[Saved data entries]

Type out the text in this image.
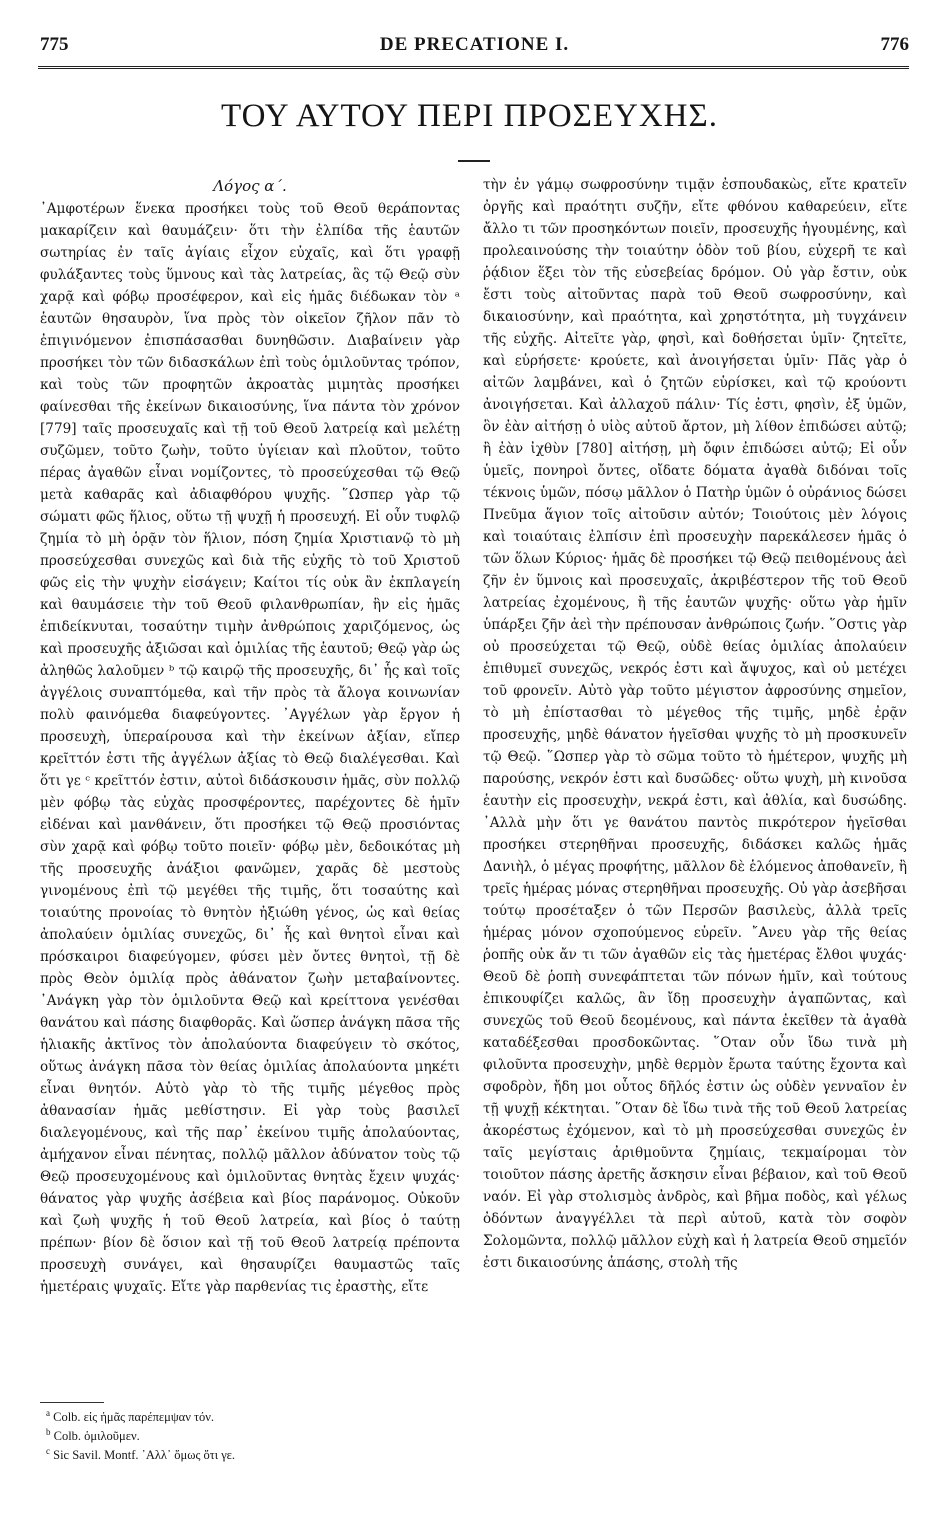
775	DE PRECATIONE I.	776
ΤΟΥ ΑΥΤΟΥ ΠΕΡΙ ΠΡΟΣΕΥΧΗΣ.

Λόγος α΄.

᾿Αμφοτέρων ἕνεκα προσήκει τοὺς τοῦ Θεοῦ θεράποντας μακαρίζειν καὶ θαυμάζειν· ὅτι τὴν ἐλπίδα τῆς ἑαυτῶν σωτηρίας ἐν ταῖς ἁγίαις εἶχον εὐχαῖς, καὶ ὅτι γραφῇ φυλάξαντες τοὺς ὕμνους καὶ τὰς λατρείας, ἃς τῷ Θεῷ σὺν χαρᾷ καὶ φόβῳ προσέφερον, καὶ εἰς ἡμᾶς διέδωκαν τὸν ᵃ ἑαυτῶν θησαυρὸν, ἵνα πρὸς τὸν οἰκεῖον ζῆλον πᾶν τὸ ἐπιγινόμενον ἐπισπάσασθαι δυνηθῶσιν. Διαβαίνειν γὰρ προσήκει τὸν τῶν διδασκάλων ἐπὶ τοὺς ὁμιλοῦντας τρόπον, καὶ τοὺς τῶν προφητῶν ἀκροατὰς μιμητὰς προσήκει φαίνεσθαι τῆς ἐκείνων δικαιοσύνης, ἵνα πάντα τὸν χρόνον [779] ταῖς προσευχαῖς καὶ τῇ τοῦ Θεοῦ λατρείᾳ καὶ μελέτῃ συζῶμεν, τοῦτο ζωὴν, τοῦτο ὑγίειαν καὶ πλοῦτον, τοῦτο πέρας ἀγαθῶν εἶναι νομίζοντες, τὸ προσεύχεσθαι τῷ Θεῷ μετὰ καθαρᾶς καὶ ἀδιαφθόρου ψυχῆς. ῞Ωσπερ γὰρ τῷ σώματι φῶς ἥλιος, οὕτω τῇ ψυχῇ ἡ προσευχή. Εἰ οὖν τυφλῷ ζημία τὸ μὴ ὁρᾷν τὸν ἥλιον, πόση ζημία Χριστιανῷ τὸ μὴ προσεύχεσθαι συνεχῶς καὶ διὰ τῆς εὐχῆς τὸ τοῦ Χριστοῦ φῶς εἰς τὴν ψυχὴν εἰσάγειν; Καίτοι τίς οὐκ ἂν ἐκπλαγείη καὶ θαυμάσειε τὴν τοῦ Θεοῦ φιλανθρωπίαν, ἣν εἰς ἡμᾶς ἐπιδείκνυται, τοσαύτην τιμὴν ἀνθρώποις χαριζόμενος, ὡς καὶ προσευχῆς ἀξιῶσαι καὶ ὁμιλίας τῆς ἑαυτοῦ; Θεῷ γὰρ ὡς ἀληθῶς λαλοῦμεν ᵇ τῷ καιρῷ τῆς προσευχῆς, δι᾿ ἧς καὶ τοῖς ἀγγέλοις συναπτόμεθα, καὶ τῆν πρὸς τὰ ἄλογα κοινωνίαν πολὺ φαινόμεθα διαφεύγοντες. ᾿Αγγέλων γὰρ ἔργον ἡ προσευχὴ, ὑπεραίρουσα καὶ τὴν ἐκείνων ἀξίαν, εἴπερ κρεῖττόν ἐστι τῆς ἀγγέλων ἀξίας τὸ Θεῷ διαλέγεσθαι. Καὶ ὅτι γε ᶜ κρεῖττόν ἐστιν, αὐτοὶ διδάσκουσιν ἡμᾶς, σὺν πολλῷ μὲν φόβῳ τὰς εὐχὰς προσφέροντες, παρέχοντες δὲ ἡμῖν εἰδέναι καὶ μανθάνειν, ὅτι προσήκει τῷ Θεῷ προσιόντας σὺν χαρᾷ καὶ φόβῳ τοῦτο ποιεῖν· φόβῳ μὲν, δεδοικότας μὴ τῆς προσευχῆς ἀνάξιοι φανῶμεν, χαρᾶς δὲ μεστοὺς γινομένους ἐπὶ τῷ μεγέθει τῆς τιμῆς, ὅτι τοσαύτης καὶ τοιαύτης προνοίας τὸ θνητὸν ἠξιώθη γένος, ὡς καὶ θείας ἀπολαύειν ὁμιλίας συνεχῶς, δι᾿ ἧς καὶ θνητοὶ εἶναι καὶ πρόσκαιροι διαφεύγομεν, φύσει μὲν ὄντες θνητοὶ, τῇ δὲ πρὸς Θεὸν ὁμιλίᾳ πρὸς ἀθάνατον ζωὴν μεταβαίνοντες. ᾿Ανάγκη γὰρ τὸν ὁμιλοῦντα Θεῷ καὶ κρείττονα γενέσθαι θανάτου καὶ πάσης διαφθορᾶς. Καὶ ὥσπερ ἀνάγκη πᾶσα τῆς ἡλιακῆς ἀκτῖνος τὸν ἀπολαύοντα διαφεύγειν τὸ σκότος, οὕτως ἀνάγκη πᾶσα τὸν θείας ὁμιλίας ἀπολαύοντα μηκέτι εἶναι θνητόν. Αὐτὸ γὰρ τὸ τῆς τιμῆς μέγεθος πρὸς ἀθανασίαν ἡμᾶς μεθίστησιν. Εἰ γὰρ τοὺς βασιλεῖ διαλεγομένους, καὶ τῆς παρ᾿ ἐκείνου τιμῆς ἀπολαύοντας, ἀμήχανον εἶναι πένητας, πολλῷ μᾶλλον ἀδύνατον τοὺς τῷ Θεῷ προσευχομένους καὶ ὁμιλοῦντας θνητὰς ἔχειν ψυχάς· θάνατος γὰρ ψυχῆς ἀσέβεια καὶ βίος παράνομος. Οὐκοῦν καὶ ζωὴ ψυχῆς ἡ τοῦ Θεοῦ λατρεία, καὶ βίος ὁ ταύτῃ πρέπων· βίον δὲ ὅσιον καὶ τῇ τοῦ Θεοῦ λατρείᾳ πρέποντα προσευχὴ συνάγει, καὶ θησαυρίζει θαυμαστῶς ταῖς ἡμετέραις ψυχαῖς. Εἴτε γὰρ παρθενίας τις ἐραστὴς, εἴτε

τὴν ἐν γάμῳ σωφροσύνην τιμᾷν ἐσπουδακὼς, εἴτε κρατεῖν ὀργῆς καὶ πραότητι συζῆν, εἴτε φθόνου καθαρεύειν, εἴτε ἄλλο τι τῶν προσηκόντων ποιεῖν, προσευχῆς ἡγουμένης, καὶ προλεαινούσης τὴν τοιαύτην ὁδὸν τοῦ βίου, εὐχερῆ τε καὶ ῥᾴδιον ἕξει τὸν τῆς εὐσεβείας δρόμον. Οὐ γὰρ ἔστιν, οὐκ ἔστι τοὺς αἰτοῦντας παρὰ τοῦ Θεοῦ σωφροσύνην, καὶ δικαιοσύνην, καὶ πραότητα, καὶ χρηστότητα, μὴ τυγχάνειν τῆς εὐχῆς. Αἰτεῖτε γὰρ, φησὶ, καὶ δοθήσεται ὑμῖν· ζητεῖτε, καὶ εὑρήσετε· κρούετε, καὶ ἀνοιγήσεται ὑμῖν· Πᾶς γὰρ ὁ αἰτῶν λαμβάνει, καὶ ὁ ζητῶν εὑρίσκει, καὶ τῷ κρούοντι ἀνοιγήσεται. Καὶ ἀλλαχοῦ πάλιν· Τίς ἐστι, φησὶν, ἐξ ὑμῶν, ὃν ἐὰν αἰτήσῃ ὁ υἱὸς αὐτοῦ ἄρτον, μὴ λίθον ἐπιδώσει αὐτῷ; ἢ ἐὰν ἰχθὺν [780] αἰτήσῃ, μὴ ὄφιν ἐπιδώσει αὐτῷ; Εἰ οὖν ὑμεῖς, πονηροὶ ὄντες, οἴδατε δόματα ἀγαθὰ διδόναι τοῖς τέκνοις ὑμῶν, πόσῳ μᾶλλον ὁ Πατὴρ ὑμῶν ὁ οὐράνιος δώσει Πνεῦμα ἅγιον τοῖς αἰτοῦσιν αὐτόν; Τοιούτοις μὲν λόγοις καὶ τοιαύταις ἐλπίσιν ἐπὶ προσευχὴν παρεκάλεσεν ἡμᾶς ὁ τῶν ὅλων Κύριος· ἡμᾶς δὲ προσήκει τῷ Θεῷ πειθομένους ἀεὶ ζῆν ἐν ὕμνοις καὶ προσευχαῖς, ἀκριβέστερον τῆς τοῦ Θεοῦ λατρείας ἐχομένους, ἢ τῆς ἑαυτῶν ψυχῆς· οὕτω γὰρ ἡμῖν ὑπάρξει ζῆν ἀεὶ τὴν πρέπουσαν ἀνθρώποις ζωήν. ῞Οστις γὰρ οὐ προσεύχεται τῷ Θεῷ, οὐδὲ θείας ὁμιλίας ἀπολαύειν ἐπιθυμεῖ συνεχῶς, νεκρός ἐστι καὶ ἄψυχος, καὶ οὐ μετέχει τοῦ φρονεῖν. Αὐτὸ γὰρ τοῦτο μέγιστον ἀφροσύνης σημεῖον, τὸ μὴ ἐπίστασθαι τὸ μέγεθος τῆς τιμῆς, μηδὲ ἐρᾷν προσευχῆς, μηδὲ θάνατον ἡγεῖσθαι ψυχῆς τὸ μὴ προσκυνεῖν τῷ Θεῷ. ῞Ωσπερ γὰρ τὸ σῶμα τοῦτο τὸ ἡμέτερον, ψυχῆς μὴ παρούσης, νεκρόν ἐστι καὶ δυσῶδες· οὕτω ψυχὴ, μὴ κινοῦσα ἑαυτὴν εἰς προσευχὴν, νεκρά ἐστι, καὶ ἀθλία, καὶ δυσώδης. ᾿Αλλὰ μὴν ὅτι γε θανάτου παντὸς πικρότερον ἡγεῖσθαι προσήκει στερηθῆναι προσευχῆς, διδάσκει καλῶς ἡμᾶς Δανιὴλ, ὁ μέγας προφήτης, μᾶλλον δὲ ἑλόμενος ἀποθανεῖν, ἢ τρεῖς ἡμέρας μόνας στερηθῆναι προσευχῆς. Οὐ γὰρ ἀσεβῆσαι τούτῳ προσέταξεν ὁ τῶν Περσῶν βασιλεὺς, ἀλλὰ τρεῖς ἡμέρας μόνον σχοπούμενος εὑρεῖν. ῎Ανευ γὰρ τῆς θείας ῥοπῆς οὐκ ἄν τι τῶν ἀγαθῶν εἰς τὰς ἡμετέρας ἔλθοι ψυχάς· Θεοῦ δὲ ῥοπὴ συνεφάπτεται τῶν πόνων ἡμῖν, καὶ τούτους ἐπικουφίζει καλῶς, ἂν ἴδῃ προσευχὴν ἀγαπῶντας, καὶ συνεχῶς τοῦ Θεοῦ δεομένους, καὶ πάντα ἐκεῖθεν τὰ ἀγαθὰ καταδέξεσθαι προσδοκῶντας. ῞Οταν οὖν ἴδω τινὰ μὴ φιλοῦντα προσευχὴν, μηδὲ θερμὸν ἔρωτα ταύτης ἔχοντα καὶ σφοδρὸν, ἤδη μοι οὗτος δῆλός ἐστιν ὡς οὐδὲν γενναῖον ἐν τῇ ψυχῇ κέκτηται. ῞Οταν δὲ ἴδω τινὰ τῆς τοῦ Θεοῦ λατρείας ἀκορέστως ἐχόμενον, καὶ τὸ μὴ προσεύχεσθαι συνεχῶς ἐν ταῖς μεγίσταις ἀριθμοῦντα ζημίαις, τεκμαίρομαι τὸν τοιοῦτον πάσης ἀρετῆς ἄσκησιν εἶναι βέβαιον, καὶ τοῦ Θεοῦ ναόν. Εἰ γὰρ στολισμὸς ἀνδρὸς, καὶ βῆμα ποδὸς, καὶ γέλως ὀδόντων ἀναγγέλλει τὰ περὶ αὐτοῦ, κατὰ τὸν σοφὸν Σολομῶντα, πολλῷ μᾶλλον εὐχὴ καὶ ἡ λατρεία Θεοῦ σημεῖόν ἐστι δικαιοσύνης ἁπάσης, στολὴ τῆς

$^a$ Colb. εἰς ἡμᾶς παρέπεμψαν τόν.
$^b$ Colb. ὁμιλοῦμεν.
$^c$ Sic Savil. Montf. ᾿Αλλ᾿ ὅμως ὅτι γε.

§ What to produce
Return every line containing "Colb".

§ Exercise output
$^a$ Colb. εἰς ἡμᾶς παρέπεμψαν τόν.
$^b$ Colb. ὁμιλοῦμεν.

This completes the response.